# Task instructions:
Identify each line below containing the string "name" and copy it.

### Records ###

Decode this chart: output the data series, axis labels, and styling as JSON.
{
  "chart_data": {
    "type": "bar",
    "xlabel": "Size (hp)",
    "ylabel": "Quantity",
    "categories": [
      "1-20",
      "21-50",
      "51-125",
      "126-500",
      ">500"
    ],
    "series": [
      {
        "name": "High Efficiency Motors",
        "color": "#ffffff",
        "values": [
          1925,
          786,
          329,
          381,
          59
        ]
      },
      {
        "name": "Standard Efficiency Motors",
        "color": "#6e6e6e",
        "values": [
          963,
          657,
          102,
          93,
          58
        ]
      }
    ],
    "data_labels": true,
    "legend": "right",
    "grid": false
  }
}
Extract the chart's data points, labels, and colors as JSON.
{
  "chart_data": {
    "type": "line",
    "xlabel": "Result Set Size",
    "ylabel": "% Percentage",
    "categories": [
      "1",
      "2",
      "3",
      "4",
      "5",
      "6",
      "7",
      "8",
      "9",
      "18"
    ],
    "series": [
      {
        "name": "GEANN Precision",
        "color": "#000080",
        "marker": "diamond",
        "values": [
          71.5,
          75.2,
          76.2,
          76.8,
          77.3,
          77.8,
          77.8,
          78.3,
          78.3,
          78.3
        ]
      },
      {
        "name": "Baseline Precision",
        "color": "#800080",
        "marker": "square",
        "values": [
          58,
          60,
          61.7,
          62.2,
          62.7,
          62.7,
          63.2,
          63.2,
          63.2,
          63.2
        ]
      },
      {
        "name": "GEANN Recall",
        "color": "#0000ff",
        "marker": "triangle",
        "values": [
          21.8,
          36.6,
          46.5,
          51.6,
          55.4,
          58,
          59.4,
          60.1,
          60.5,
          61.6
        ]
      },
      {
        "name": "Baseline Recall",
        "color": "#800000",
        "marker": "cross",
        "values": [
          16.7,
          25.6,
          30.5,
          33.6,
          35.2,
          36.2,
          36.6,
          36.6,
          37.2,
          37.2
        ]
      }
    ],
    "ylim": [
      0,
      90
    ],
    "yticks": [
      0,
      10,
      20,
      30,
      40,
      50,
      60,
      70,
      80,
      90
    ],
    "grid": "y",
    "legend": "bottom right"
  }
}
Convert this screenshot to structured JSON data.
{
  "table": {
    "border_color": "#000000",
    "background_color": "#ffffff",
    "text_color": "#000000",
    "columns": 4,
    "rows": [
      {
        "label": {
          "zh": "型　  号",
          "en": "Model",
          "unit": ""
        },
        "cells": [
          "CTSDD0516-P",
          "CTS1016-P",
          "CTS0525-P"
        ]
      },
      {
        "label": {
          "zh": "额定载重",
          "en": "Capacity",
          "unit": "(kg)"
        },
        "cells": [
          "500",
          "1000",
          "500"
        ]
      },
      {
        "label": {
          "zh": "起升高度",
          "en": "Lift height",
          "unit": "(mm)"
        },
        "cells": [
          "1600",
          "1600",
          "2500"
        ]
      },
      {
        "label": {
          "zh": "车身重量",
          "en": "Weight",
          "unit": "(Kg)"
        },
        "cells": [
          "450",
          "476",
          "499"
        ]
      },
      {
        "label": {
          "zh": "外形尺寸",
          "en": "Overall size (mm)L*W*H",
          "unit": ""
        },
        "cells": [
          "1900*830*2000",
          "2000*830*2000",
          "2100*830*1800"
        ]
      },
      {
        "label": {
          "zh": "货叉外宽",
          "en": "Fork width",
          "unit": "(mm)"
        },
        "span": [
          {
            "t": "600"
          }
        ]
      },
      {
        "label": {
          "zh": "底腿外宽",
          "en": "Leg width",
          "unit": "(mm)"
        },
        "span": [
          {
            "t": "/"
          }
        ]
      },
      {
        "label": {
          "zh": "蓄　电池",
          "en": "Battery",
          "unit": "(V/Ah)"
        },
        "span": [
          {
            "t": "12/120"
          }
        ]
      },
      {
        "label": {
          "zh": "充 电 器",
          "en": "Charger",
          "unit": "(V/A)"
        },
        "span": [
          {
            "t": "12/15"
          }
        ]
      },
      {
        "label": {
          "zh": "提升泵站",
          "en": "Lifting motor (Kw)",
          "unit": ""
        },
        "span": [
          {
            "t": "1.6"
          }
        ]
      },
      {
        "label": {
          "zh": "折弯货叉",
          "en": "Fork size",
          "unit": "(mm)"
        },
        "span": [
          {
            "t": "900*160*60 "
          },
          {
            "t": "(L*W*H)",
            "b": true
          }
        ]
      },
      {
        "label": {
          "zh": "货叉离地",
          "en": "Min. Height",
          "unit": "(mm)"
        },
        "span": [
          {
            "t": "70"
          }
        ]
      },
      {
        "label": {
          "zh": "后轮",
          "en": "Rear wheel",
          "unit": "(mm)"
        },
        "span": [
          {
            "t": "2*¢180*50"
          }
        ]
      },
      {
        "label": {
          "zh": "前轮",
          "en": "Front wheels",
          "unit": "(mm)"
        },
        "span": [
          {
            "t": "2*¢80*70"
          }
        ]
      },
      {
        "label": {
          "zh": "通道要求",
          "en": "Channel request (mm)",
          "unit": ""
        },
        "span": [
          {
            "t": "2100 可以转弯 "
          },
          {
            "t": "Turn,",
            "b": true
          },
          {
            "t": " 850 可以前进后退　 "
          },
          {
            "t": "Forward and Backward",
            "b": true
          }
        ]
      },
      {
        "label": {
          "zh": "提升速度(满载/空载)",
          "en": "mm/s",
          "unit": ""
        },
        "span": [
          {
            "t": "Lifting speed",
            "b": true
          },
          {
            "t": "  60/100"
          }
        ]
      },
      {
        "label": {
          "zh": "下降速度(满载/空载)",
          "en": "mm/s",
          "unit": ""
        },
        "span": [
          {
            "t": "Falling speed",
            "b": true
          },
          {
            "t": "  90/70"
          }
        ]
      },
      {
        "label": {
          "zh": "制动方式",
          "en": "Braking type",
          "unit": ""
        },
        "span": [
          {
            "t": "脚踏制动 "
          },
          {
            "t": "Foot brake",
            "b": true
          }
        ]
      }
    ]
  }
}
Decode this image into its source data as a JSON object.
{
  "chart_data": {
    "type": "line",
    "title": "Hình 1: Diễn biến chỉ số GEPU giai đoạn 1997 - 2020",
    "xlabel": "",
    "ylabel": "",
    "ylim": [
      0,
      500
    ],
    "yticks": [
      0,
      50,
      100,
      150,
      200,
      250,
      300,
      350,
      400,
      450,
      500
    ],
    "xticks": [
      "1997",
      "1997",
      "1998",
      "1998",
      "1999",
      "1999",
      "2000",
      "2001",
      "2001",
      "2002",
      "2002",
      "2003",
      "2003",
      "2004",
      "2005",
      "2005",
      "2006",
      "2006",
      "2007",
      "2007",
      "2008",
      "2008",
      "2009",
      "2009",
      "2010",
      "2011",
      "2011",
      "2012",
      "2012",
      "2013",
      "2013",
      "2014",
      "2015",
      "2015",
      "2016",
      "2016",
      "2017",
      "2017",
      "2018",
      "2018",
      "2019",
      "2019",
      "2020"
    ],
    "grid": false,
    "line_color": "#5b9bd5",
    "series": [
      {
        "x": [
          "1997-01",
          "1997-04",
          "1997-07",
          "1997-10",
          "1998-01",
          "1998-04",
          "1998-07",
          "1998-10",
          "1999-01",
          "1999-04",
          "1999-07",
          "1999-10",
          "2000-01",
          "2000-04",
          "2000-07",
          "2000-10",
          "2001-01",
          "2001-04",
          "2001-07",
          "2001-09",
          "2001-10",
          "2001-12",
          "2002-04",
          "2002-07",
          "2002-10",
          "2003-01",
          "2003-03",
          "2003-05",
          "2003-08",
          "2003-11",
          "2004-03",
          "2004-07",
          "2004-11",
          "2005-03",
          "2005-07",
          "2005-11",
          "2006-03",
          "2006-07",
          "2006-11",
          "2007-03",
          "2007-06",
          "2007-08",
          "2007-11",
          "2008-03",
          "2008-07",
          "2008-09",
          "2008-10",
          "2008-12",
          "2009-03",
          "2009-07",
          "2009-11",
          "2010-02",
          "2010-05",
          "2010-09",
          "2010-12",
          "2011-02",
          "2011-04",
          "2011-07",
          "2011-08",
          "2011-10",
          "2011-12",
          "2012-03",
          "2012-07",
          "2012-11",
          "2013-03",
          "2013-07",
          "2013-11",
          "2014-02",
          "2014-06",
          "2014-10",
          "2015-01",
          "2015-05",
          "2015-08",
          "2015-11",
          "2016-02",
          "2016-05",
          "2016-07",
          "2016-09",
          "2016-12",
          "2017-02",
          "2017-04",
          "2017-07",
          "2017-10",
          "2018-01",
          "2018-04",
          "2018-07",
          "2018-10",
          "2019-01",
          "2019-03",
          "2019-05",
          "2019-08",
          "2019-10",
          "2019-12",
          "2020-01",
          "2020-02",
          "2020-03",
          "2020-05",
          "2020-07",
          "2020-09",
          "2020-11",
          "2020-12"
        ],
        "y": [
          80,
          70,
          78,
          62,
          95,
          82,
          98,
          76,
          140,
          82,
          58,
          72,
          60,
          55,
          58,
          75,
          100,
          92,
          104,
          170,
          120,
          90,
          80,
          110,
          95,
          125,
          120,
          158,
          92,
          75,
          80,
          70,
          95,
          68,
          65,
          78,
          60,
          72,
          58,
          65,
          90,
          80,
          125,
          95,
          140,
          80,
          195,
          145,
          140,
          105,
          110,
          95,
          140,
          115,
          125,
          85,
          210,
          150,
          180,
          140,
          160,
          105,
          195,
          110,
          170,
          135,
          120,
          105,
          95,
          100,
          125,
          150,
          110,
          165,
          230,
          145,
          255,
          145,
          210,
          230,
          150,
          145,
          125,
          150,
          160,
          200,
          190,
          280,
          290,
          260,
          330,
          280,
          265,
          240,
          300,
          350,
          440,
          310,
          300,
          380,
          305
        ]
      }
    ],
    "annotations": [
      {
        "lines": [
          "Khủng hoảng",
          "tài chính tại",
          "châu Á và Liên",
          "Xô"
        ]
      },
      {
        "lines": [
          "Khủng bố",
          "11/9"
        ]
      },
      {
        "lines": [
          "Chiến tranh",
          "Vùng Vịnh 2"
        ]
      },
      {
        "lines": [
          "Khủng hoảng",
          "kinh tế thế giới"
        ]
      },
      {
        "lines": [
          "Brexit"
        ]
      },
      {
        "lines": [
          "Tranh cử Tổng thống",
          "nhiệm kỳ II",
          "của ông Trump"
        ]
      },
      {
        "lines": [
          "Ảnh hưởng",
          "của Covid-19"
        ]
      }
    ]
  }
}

###

# Reply:
        "name": "High Efficiency Motors",
        "name": "Standard Efficiency Motors",
        "name": "GEANN Precision",
        "name": "Baseline Precision",
        "name": "GEANN Recall",
        "name": "Baseline Recall",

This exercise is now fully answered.